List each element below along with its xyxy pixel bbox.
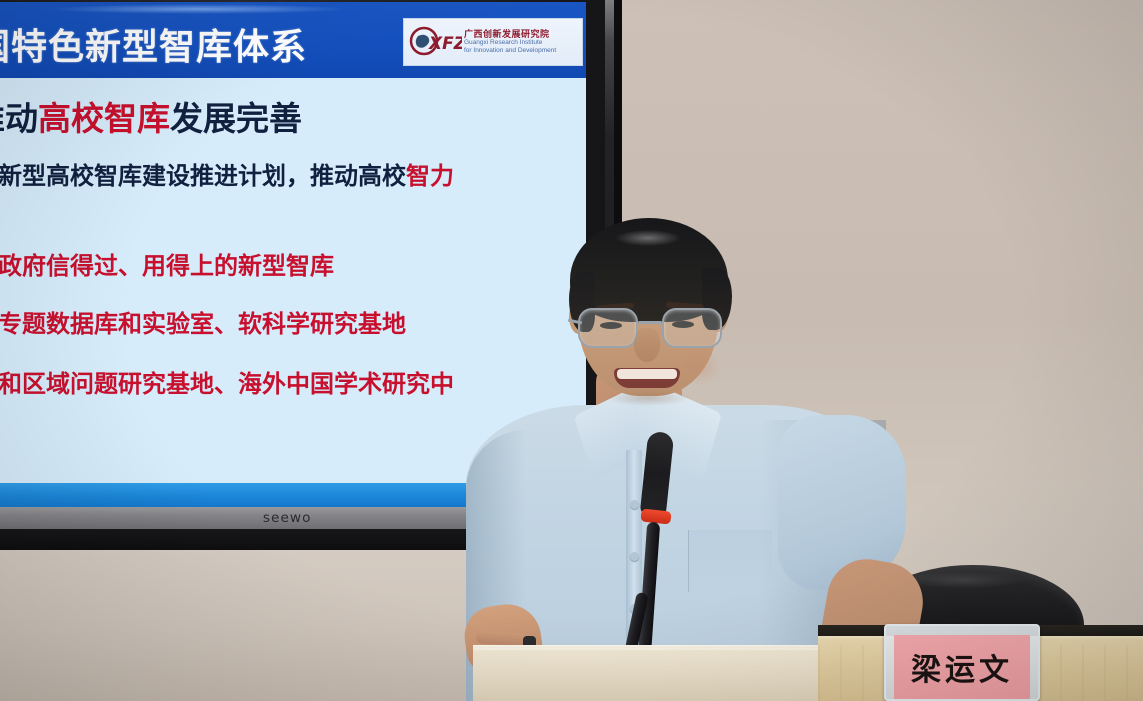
conference-photo-scene: 国特色新型智库体系 XFZ 广西创新发展研究院 Guangxi Research… [0, 0, 1143, 701]
shirt-pocket [688, 530, 772, 592]
speaker-mouth [614, 368, 680, 388]
slide-heading-part2: 发展完善 [170, 100, 302, 137]
nameplate-name: 梁运文 [911, 645, 1013, 689]
svg-text:XFZ: XFZ [428, 34, 462, 54]
screen-glare [48, 4, 348, 14]
eyeglass-bridge [638, 321, 662, 324]
eyeglass-lens-left [578, 308, 638, 348]
logo-cn-name: 广西创新发展研究院 [464, 29, 556, 39]
nameplate-holder: 梁运文 [884, 624, 1040, 701]
eyeglass-lens-right [662, 308, 722, 348]
gooseneck-microphone [622, 432, 692, 662]
slide-heading: 推动高校智库发展完善 [0, 92, 302, 140]
institute-logo: XFZ 广西创新发展研究院 Guangxi Research Institute… [403, 18, 583, 66]
slide-heading-highlight: 高校智库 [38, 100, 170, 137]
logo-en-line1: Guangxi Research Institute [464, 39, 556, 47]
speaker-hair-highlight [616, 230, 680, 246]
slide-title: 国特色新型智库体系 [0, 18, 307, 70]
nameplate-card: 梁运文 [894, 635, 1030, 699]
slide-heading-part1: 推动 [0, 100, 38, 137]
slide-bullet-1-red: 智力 [406, 163, 454, 190]
logo-text-block: 广西创新发展研究院 Guangxi Research Institute for… [464, 29, 556, 56]
slide-bullet-4: 球和区域问题研究基地、海外中国学术研究中 [0, 364, 454, 399]
slide-bullet-3: 学专题数据库和实验室、软科学研究基地 [0, 304, 406, 339]
speaker-teeth [617, 369, 677, 379]
speaker-cheek [682, 350, 720, 384]
speaker-chin-shadow [606, 390, 690, 406]
seewo-brand-label: seewo [263, 511, 312, 526]
slide-bullet-1: 色新型高校智库建设推进计划，推动高校智力 [0, 156, 454, 191]
slide-bullet-1-dark: 色新型高校智库建设推进计划，推动高校 [0, 163, 406, 190]
slide-bullet-2: 和政府信得过、用得上的新型智库 [0, 246, 334, 281]
xfz-logo-icon: XFZ [408, 22, 462, 62]
office-chair-highlight [902, 572, 1022, 588]
microphone-windscreen [640, 431, 675, 517]
podium-front-panel [473, 648, 818, 701]
speaker-nose [634, 328, 660, 362]
logo-en-line2: for Innovation and Development [464, 47, 556, 55]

========================

→ 任务说明
将上面材料中从含有“conference-photo-scene: 国特色新型智库体系 XFZ”的那一行到含有“nameplate-holder: 梁运文 [884, 624, 1040, 701]”的那一行原样抄写下来，首尾两行都要包括。

→ 问题解答
conference-photo-scene: 国特色新型智库体系 XFZ 广西创新发展研究院 Guangxi Research… [0, 0, 1143, 701]
shirt-pocket [688, 530, 772, 592]
speaker-mouth [614, 368, 680, 388]
slide-heading-part2: 发展完善 [170, 100, 302, 137]
nameplate-name: 梁运文 [911, 645, 1013, 689]
svg-text:XFZ: XFZ [428, 34, 462, 54]
screen-glare [48, 4, 348, 14]
eyeglass-bridge [638, 321, 662, 324]
eyeglass-lens-left [578, 308, 638, 348]
logo-cn-name: 广西创新发展研究院 [464, 29, 556, 39]
nameplate-holder: 梁运文 [884, 624, 1040, 701]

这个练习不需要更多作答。